WHAT YOU HAVE TO DO: Output the entries below exactly as written, omitting pictures.
--- BEGIN STORED DATA ---
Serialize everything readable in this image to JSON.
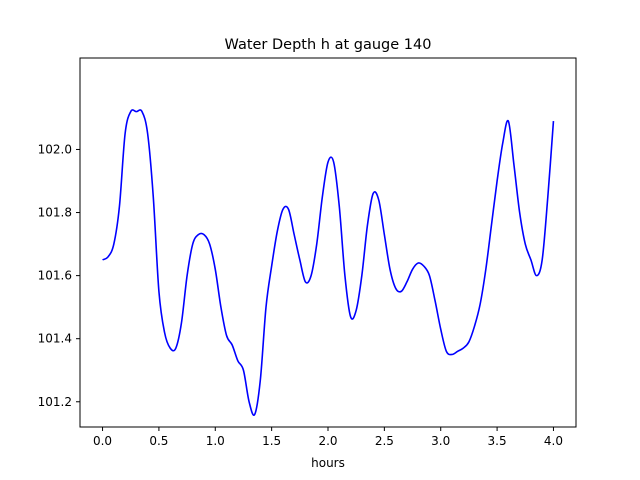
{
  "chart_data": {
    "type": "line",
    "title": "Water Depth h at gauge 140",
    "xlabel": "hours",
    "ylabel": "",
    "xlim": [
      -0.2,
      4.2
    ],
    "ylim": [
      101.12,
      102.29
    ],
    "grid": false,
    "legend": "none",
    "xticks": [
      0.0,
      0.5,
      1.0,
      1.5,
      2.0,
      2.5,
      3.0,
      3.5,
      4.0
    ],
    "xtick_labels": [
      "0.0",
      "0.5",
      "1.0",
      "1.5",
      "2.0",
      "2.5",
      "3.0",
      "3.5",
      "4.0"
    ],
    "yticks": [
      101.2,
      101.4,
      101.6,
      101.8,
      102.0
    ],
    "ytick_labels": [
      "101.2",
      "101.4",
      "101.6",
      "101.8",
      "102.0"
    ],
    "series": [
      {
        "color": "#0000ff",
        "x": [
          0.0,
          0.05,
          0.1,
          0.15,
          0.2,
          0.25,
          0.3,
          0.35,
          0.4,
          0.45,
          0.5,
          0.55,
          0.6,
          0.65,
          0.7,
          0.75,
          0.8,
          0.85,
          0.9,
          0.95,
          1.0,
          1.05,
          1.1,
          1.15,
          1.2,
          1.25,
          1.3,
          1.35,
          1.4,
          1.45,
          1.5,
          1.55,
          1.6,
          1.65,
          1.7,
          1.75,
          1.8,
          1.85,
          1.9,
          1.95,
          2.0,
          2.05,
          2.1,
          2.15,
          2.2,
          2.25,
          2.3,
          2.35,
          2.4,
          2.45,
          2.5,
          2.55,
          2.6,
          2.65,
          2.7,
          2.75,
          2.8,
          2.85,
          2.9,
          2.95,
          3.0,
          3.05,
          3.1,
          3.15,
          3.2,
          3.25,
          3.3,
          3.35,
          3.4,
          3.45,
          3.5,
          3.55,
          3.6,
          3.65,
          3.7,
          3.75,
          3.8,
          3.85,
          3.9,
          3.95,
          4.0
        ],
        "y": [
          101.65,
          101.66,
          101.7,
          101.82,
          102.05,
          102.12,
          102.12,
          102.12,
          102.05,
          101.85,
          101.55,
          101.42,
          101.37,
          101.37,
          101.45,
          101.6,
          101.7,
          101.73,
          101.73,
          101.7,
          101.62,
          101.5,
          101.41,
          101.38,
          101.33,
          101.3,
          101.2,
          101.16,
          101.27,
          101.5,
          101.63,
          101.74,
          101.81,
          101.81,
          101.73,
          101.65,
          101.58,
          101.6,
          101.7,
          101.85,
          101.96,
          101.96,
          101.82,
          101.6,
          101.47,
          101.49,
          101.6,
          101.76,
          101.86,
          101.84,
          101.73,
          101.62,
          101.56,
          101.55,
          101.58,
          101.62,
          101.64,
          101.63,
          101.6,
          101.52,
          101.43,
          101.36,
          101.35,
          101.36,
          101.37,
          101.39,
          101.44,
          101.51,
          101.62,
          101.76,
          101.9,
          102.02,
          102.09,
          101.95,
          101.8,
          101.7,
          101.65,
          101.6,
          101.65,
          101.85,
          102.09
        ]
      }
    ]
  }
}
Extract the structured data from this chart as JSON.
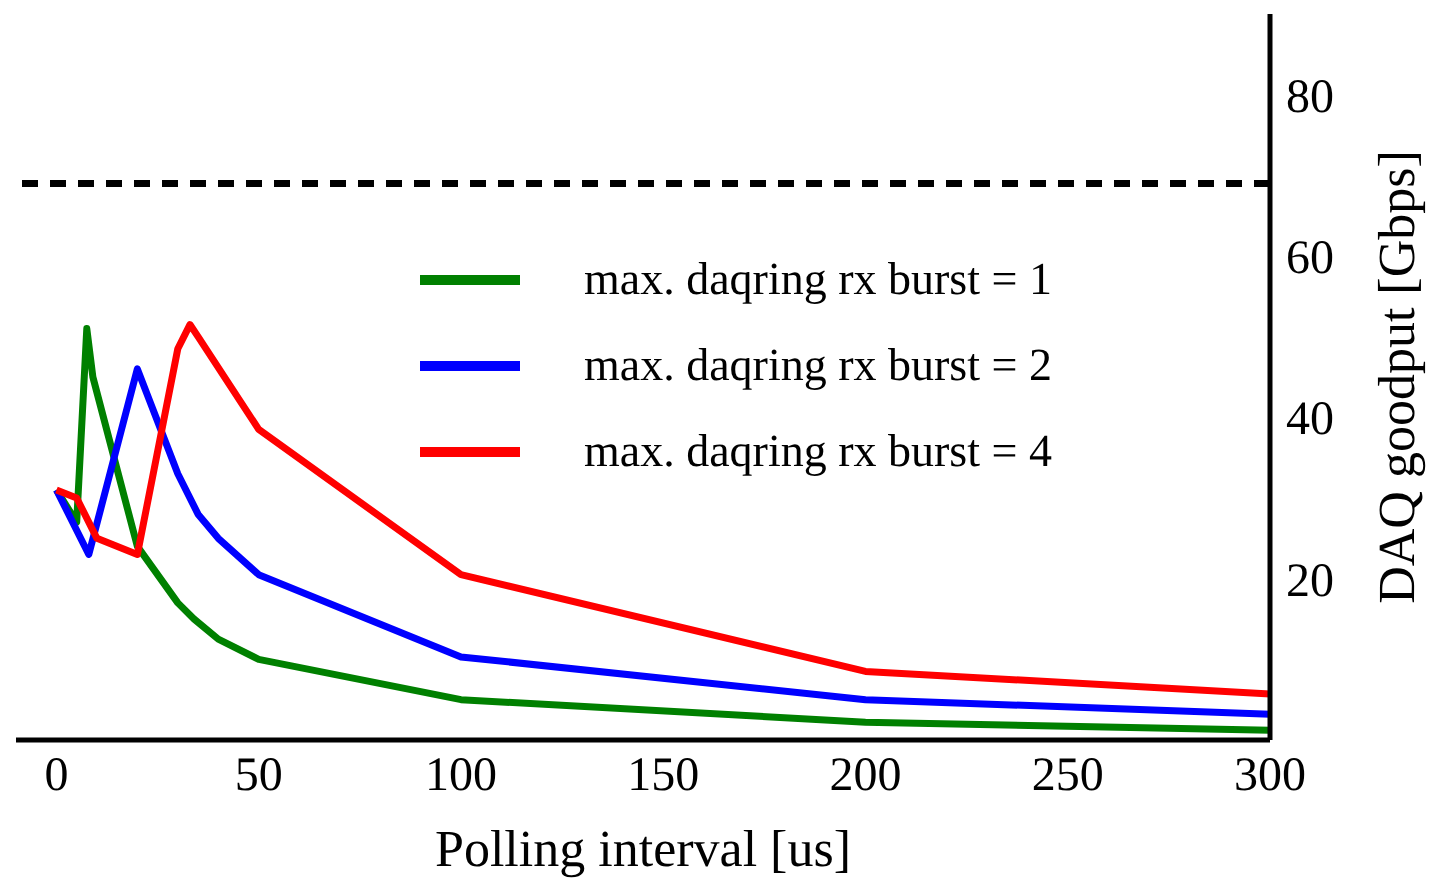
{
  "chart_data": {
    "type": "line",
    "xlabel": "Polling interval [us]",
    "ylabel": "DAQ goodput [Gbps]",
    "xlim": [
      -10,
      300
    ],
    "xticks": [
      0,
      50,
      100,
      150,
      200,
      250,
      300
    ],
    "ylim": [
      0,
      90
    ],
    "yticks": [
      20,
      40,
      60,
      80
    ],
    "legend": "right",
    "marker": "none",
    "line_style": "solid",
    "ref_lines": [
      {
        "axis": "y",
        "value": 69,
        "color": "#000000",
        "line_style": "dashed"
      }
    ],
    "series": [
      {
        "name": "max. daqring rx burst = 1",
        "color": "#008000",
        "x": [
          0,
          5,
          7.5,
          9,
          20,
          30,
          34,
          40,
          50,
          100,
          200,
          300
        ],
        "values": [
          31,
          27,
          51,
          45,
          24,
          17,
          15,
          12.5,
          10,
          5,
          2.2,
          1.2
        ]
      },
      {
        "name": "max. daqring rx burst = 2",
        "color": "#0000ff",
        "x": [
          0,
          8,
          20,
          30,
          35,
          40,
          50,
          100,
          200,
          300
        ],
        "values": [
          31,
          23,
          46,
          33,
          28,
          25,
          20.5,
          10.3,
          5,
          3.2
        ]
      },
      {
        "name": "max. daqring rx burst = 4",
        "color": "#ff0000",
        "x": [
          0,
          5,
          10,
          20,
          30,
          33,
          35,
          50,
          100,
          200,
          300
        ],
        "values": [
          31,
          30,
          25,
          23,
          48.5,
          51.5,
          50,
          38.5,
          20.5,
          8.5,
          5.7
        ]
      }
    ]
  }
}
--- END STORED DATA ---
EXPECTED OUTPUT:
Serialize everything readable in this image to JSON.
{
  "chart_data": {
    "type": "line",
    "title": "Water Depth h at gauge 140",
    "xlabel": "hours",
    "ylabel": "",
    "xlim": [
      -0.2,
      4.2
    ],
    "ylim": [
      101.12,
      102.29
    ],
    "grid": false,
    "legend": "none",
    "xticks": [
      0.0,
      0.5,
      1.0,
      1.5,
      2.0,
      2.5,
      3.0,
      3.5,
      4.0
    ],
    "xtick_labels": [
      "0.0",
      "0.5",
      "1.0",
      "1.5",
      "2.0",
      "2.5",
      "3.0",
      "3.5",
      "4.0"
    ],
    "yticks": [
      101.2,
      101.4,
      101.6,
      101.8,
      102.0
    ],
    "ytick_labels": [
      "101.2",
      "101.4",
      "101.6",
      "101.8",
      "102.0"
    ],
    "series": [
      {
        "color": "#0000ff",
        "x": [
          0.0,
          0.05,
          0.1,
          0.15,
          0.2,
          0.25,
          0.3,
          0.35,
          0.4,
          0.45,
          0.5,
          0.55,
          0.6,
          0.65,
          0.7,
          0.75,
          0.8,
          0.85,
          0.9,
          0.95,
          1.0,
          1.05,
          1.1,
          1.15,
          1.2,
          1.25,
          1.3,
          1.35,
          1.4,
          1.45,
          1.5,
          1.55,
          1.6,
          1.65,
          1.7,
          1.75,
          1.8,
          1.85,
          1.9,
          1.95,
          2.0,
          2.05,
          2.1,
          2.15,
          2.2,
          2.25,
          2.3,
          2.35,
          2.4,
          2.45,
          2.5,
          2.55,
          2.6,
          2.65,
          2.7,
          2.75,
          2.8,
          2.85,
          2.9,
          2.95,
          3.0,
          3.05,
          3.1,
          3.15,
          3.2,
          3.25,
          3.3,
          3.35,
          3.4,
          3.45,
          3.5,
          3.55,
          3.6,
          3.65,
          3.7,
          3.75,
          3.8,
          3.85,
          3.9,
          3.95,
          4.0
        ],
        "y": [
          101.65,
          101.66,
          101.7,
          101.82,
          102.05,
          102.12,
          102.12,
          102.12,
          102.05,
          101.85,
          101.55,
          101.42,
          101.37,
          101.37,
          101.45,
          101.6,
          101.7,
          101.73,
          101.73,
          101.7,
          101.62,
          101.5,
          101.41,
          101.38,
          101.33,
          101.3,
          101.2,
          101.16,
          101.27,
          101.5,
          101.63,
          101.74,
          101.81,
          101.81,
          101.73,
          101.65,
          101.58,
          101.6,
          101.7,
          101.85,
          101.96,
          101.96,
          101.82,
          101.6,
          101.47,
          101.49,
          101.6,
          101.76,
          101.86,
          101.84,
          101.73,
          101.62,
          101.56,
          101.55,
          101.58,
          101.62,
          101.64,
          101.63,
          101.6,
          101.52,
          101.43,
          101.36,
          101.35,
          101.36,
          101.37,
          101.39,
          101.44,
          101.51,
          101.62,
          101.76,
          101.9,
          102.02,
          102.09,
          101.95,
          101.8,
          101.7,
          101.65,
          101.6,
          101.65,
          101.85,
          102.09
        ]
      }
    ]
  }
}
Extract the structured data from this chart as JSON.
{
  "chart_data": {
    "type": "line",
    "xlabel": "Polling interval [us]",
    "ylabel": "DAQ goodput [Gbps]",
    "xlim": [
      -10,
      300
    ],
    "xticks": [
      0,
      50,
      100,
      150,
      200,
      250,
      300
    ],
    "ylim": [
      0,
      90
    ],
    "yticks": [
      20,
      40,
      60,
      80
    ],
    "legend": "right",
    "marker": "none",
    "line_style": "solid",
    "ref_lines": [
      {
        "axis": "y",
        "value": 69,
        "color": "#000000",
        "line_style": "dashed"
      }
    ],
    "series": [
      {
        "name": "max. daqring rx burst = 1",
        "color": "#008000",
        "x": [
          0,
          5,
          7.5,
          9,
          20,
          30,
          34,
          40,
          50,
          100,
          200,
          300
        ],
        "values": [
          31,
          27,
          51,
          45,
          24,
          17,
          15,
          12.5,
          10,
          5,
          2.2,
          1.2
        ]
      },
      {
        "name": "max. daqring rx burst = 2",
        "color": "#0000ff",
        "x": [
          0,
          8,
          20,
          30,
          35,
          40,
          50,
          100,
          200,
          300
        ],
        "values": [
          31,
          23,
          46,
          33,
          28,
          25,
          20.5,
          10.3,
          5,
          3.2
        ]
      },
      {
        "name": "max. daqring rx burst = 4",
        "color": "#ff0000",
        "x": [
          0,
          5,
          10,
          20,
          30,
          33,
          35,
          50,
          100,
          200,
          300
        ],
        "values": [
          31,
          30,
          25,
          23,
          48.5,
          51.5,
          50,
          38.5,
          20.5,
          8.5,
          5.7
        ]
      }
    ]
  }
}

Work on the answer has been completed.